[begin Dataset content]
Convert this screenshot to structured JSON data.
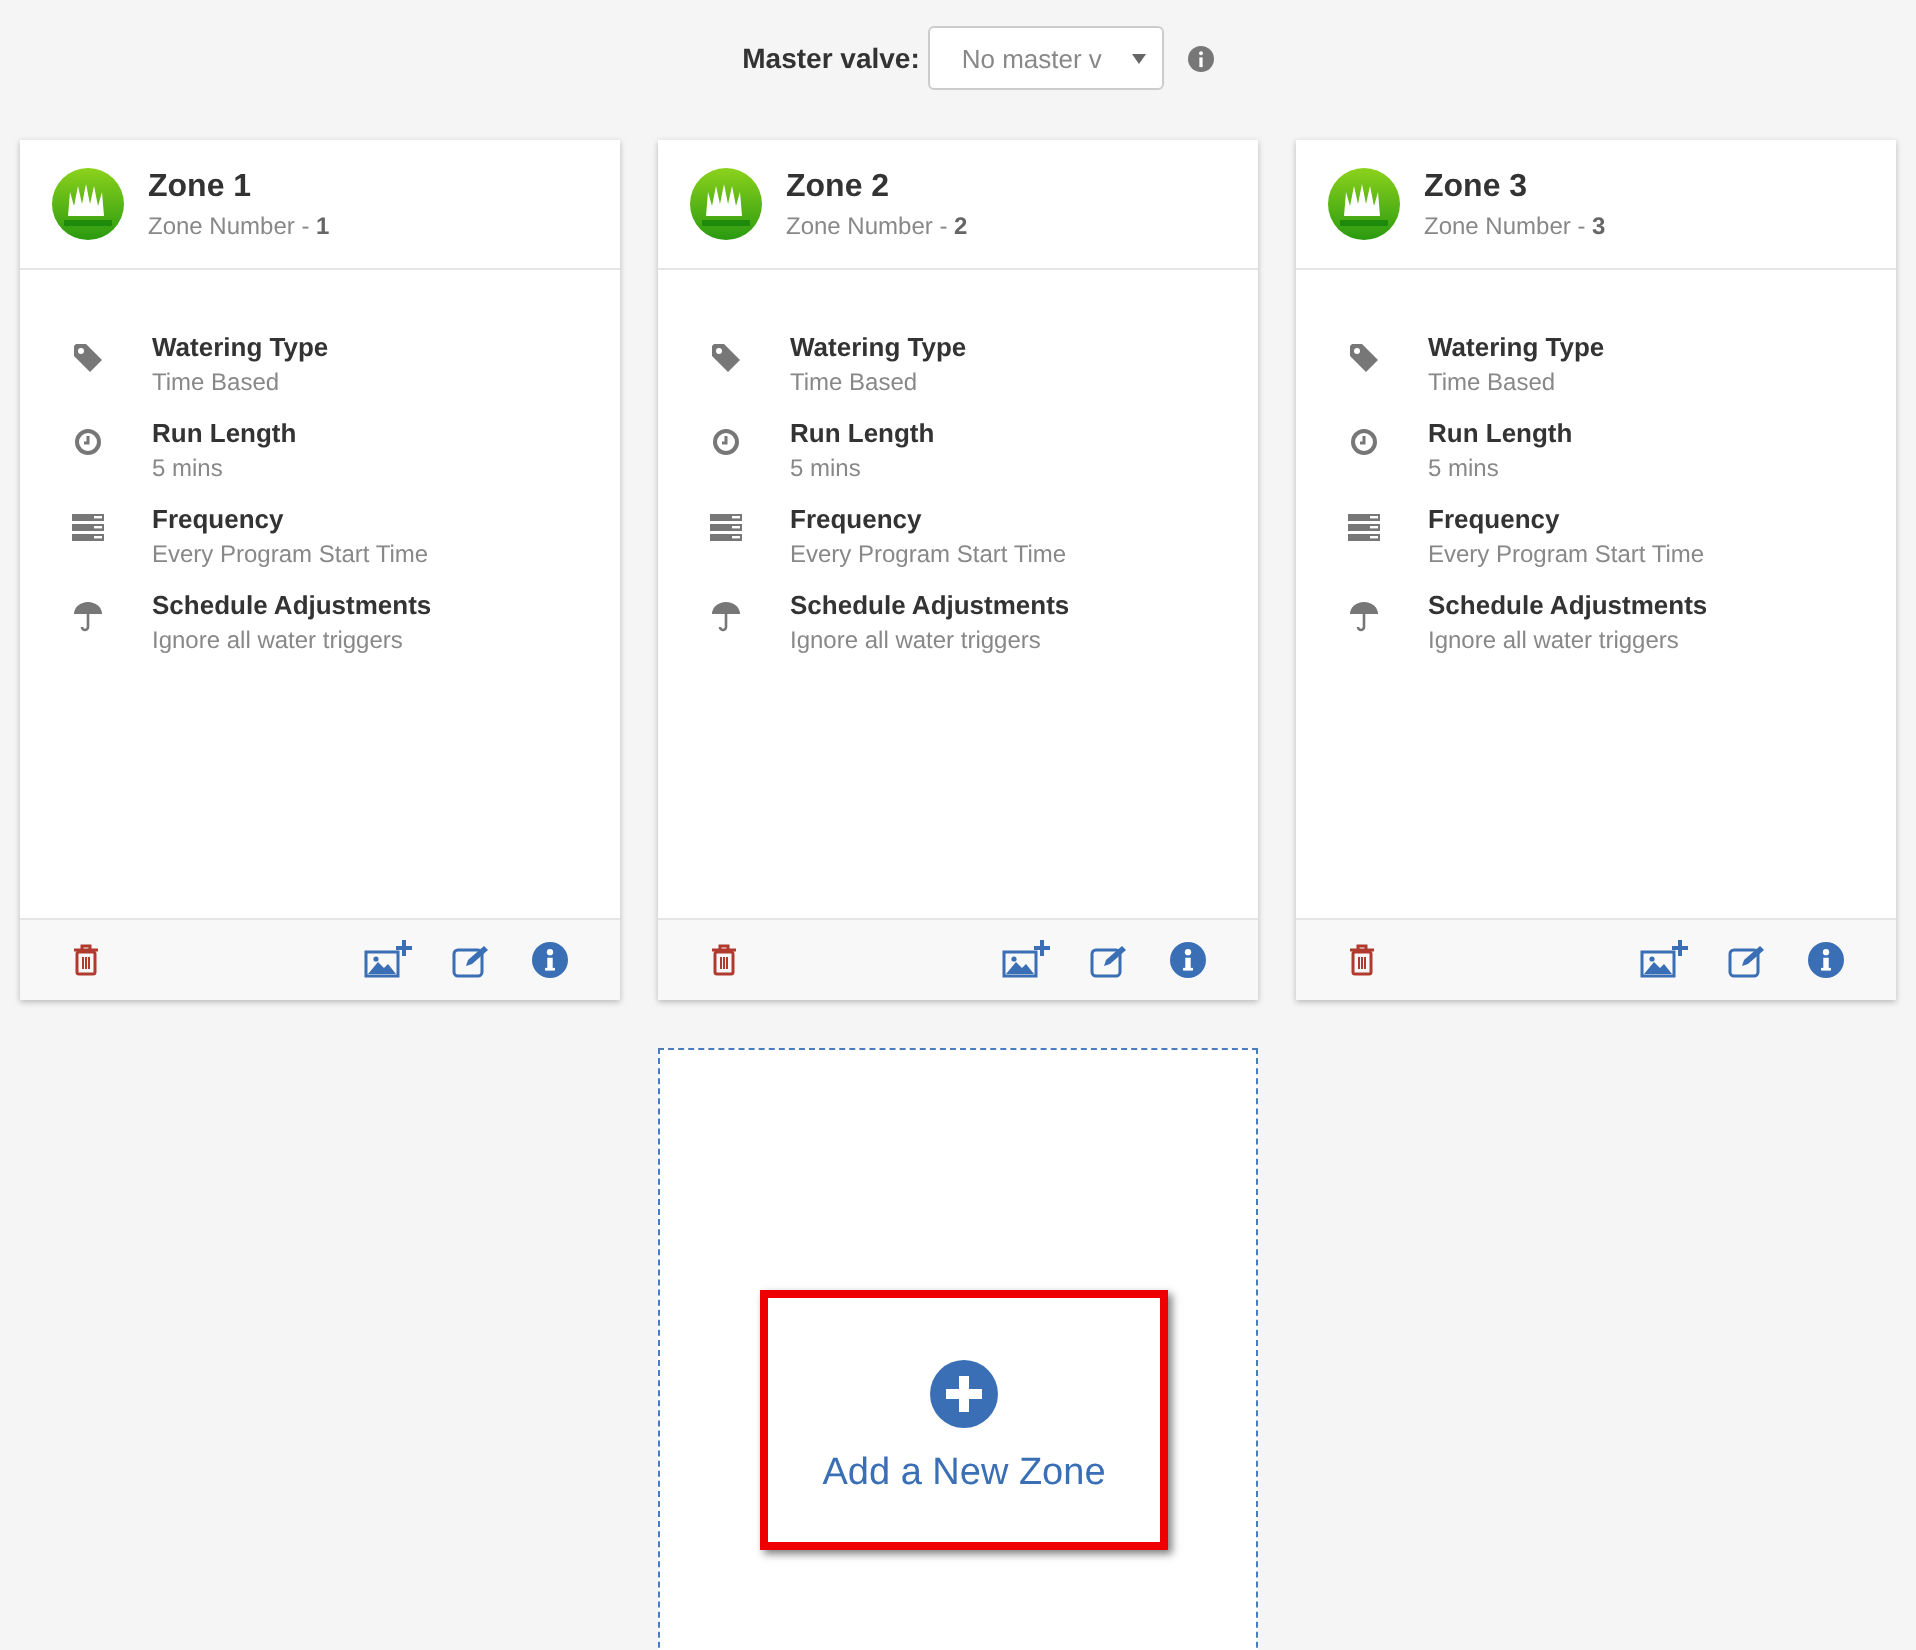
{
  "master_valve": {
    "label": "Master valve:",
    "value": "No master v"
  },
  "zones": [
    {
      "title": "Zone 1",
      "number": "Zone Number - **1**",
      "details": [
        {
          "kind": "tag",
          "label": "Watering Type",
          "value": "Time Based"
        },
        {
          "kind": "clock",
          "label": "Run Length",
          "value": "5 mins"
        },
        {
          "kind": "list",
          "label": "Frequency",
          "value": "Every Program Start Time"
        },
        {
          "kind": "umbrella",
          "label": "Schedule Adjustments",
          "value": "Ignore all water triggers"
        }
      ]
    },
    {
      "title": "Zone 2",
      "number": "Zone Number - **2**",
      "details": [
        {
          "kind": "tag",
          "label": "Watering Type",
          "value": "Time Based"
        },
        {
          "kind": "clock",
          "label": "Run Length",
          "value": "5 mins"
        },
        {
          "kind": "list",
          "label": "Frequency",
          "value": "Every Program Start Time"
        },
        {
          "kind": "umbrella",
          "label": "Schedule Adjustments",
          "value": "Ignore all water triggers"
        }
      ]
    },
    {
      "title": "Zone 3",
      "number": "Zone Number - **3**",
      "details": [
        {
          "kind": "tag",
          "label": "Watering Type",
          "value": "Time Based"
        },
        {
          "kind": "clock",
          "label": "Run Length",
          "value": "5 mins"
        },
        {
          "kind": "list",
          "label": "Frequency",
          "value": "Every Program Start Time"
        },
        {
          "kind": "umbrella",
          "label": "Schedule Adjustments",
          "value": "Ignore all water triggers"
        }
      ]
    }
  ],
  "add_zone": {
    "label": "Add a New Zone"
  }
}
[end Dataset content]
Work to complete:
Your copy should repeat each entry above exactly but contain no pictures.

Answer to the problem:
Convert this screenshot to structured JSON data.
{
  "master_valve": {
    "label": "Master valve:",
    "value": "No master v"
  },
  "zones": [
    {
      "title": "Zone 1",
      "number": "Zone Number - **1**",
      "details": [
        {
          "kind": "tag",
          "label": "Watering Type",
          "value": "Time Based"
        },
        {
          "kind": "clock",
          "label": "Run Length",
          "value": "5 mins"
        },
        {
          "kind": "list",
          "label": "Frequency",
          "value": "Every Program Start Time"
        },
        {
          "kind": "umbrella",
          "label": "Schedule Adjustments",
          "value": "Ignore all water triggers"
        }
      ]
    },
    {
      "title": "Zone 2",
      "number": "Zone Number - **2**",
      "details": [
        {
          "kind": "tag",
          "label": "Watering Type",
          "value": "Time Based"
        },
        {
          "kind": "clock",
          "label": "Run Length",
          "value": "5 mins"
        },
        {
          "kind": "list",
          "label": "Frequency",
          "value": "Every Program Start Time"
        },
        {
          "kind": "umbrella",
          "label": "Schedule Adjustments",
          "value": "Ignore all water triggers"
        }
      ]
    },
    {
      "title": "Zone 3",
      "number": "Zone Number - **3**",
      "details": [
        {
          "kind": "tag",
          "label": "Watering Type",
          "value": "Time Based"
        },
        {
          "kind": "clock",
          "label": "Run Length",
          "value": "5 mins"
        },
        {
          "kind": "list",
          "label": "Frequency",
          "value": "Every Program Start Time"
        },
        {
          "kind": "umbrella",
          "label": "Schedule Adjustments",
          "value": "Ignore all water triggers"
        }
      ]
    }
  ],
  "add_zone": {
    "label": "Add a New Zone"
  }
}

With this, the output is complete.